**本文**:
........

トピックス

アーカイブ

2017年 3月 8日 [ トピックス ]

No.797:オール富山ロケ!感動作「真白の恋」

 新湊・内川地区など富山県内でオールロケを敢行した映画「真白(ましろ)の恋」が、県内や東京都内で上映され、話題を呼んでいる。軽度の知的障がいがある主人公の初恋を描いた作品。懐かしい風景が主人公を温かく包み込んでいる。監督は、富山市出身の坂本欣弘氏。なら国際映画祭2016観客賞などを受賞。文部科学省選定作品。

●主人公を温かく包み込む風景をスクリーンで


▲内川沿いを自転車で走る真白と油井
 ©2016「真白の恋」制作委員会

 「真白の恋」(配給:エレファントハウス)は射水市新湊地域を舞台に、30歳の女性・真白の恋と成長を、家族の葛藤も交えながら描いている。富山の美しい風景とともに、さまざまな問題に直面しながらも前向きに人生を歩んでいく人々の姿が印象的。障がいのあることを独自の個性と捉えて描いている点に心も温まる。

 富山県の漁師町で家族とともに暮らす渋谷真白(佐藤みゆき)。軽度の知的障がいをもつが日常生活には支障はなく、父・晴臣(長谷川初範)が営む自転車店の店番をしながら元気に暮らしている。ある日、兄の結婚式で東京から来たフリーカメラマン、油井景一(福地祐介)と出会う。その後、写真がきっかけで再会した二人は仲良くなる。真白は初めての恋に戸惑いながらも油井への想いを募らせていく。だが、周りの人間は真白を守ろうと過敏に反応する――。


▲主人公の真白(左)
▲真白の兄の挙式で二人は出会う(中央)
▲立山にやってきた真白(右)
©2016「真白の恋」制作委員会

 「真白の恋」は、富山市出身(在住)の坂本欣弘氏がメガホンを取った自主製作映画。2015年2~4月にロケが行われた。坂本氏は大学卒業後、映画・演劇の専門学校「ENBUゼミナール」(東京)で学び、岩井俊二監督が主催するプロジェクトに参加。「きみはいい子」(2015)の呉美保監督や、「おしん」(2013)の冨樫森監督のもとで助監督を務めた。「真白の恋」は映画監督デビュー作となる。

........

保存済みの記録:

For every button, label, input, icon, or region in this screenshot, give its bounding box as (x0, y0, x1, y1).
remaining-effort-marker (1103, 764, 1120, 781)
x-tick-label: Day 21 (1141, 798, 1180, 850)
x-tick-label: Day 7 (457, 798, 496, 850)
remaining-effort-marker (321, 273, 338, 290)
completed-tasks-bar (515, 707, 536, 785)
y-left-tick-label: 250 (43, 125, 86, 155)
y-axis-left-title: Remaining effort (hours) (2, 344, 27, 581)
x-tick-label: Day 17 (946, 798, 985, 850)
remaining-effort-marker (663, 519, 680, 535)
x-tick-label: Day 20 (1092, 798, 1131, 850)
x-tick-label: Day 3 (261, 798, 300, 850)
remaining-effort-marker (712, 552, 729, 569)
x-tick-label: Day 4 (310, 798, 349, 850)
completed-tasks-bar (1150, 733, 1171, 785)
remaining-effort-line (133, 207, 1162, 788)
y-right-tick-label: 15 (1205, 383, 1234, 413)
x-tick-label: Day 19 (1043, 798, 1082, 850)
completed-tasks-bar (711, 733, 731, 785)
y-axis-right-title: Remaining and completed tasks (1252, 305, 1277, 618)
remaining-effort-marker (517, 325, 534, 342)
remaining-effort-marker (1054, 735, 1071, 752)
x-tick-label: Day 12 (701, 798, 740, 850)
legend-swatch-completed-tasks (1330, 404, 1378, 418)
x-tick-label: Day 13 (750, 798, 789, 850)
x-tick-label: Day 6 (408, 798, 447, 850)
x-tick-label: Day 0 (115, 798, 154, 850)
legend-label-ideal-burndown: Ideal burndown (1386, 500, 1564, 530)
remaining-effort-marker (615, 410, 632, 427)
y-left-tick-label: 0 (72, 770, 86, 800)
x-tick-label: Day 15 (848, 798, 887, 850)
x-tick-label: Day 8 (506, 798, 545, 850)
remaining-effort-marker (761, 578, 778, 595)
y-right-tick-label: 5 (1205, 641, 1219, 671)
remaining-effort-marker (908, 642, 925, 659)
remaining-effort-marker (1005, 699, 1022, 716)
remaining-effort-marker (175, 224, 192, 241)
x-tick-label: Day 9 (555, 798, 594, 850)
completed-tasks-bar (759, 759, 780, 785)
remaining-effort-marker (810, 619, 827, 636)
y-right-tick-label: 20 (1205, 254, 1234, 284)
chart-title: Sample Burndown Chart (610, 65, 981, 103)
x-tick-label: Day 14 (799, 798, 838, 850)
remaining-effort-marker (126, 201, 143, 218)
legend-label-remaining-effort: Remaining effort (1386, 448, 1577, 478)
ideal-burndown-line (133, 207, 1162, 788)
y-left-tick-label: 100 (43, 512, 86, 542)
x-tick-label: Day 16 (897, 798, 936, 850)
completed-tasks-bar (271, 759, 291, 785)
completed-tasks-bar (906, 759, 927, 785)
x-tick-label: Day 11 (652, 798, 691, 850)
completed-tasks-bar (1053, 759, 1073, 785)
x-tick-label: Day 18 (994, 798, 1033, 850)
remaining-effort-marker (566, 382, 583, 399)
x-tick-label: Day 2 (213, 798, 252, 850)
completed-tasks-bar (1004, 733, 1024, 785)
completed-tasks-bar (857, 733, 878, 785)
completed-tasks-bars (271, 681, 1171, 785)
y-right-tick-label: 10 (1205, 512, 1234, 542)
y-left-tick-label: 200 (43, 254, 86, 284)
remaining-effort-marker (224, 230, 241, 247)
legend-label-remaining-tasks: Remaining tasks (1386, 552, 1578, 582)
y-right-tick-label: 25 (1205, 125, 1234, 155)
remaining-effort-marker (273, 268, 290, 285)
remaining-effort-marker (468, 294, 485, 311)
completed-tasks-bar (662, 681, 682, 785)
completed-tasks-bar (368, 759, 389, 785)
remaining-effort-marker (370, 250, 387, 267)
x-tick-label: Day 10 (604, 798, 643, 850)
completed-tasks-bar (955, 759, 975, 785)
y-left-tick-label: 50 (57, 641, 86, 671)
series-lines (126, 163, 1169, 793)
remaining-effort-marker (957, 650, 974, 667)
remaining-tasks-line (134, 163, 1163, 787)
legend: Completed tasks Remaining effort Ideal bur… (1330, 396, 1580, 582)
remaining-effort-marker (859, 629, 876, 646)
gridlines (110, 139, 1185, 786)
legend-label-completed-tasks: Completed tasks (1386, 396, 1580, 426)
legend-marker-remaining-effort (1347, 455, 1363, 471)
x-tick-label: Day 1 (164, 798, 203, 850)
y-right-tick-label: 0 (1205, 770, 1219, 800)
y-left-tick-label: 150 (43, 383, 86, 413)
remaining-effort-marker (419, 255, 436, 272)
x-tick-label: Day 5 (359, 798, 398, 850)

........

映画「真白の恋」の紹介文のうち、「No.797:オール富山ロケ!感動作「真白の恋」」から「守ろうと過敏に反応する――。」までをすべて、一字も変えずに書き写してください。

**解答**:
No.797:オール富山ロケ!感動作「真白の恋」

 新湊・内川地区など富山県内でオールロケを敢行した映画「真白(ましろ)の恋」が、県内や東京都内で上映され、話題を呼んでいる。軽度の知的障がいがある主人公の初恋を描いた作品。懐かしい風景が主人公を温かく包み込んでいる。監督は、富山市出身の坂本欣弘氏。なら国際映画祭2016観客賞などを受賞。文部科学省選定作品。

●主人公を温かく包み込む風景をスクリーンで


▲内川沿いを自転車で走る真白と油井
 ©2016「真白の恋」制作委員会

 「真白の恋」(配給:エレファントハウス)は射水市新湊地域を舞台に、30歳の女性・真白の恋と成長を、家族の葛藤も交えながら描いている。富山の美しい風景とともに、さまざまな問題に直面しながらも前向きに人生を歩んでいく人々の姿が印象的。障がいのあることを独自の個性と捉えて描いている点に心も温まる。

 富山県の漁師町で家族とともに暮らす渋谷真白(佐藤みゆき)。軽度の知的障がいをもつが日常生活には支障はなく、父・晴臣(長谷川初範)が営む自転車店の店番をしながら元気に暮らしている。ある日、兄の結婚式で東京から来たフリーカメラマン、油井景一(福地祐介)と出会う。その後、写真がきっかけで再会した二人は仲良くなる。真白は初めての恋に戸惑いながらも油井への想いを募らせていく。だが、周りの人間は真白を守ろうと過敏に反応する――。